- **Challenge**:
Search the material for the word "previous" and report each line where it turns up.

%%

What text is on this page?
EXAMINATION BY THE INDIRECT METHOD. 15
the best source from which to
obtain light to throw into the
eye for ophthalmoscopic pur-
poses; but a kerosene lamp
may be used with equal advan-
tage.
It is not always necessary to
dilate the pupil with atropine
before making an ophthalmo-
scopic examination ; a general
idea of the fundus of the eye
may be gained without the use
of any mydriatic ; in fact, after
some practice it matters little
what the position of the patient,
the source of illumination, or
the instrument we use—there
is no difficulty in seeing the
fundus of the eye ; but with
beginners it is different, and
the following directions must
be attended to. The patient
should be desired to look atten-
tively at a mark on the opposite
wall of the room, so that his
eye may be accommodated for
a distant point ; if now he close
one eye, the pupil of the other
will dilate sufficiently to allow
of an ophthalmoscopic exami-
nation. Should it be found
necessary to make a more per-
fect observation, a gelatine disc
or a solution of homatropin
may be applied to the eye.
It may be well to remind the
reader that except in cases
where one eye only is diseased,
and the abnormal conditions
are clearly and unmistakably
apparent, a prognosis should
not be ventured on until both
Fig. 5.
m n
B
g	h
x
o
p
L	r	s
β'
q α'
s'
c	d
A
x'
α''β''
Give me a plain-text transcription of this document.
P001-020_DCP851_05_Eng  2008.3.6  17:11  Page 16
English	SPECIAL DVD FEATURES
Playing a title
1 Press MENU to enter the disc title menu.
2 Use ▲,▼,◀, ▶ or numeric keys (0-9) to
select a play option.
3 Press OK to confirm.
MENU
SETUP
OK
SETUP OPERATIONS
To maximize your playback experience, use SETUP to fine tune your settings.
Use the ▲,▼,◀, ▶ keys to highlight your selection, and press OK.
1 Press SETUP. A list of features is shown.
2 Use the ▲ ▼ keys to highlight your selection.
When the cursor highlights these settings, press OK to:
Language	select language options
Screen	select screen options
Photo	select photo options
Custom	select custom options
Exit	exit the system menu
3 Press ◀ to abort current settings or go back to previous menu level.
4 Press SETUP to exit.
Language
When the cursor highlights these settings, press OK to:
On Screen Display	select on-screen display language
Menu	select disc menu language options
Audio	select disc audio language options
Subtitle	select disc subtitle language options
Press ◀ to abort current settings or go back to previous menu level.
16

%%

- **Exercise answer**:
3 Press ◀ to abort current settings or go back to previous menu level.
Press ◀ to abort current settings or go back to previous menu level.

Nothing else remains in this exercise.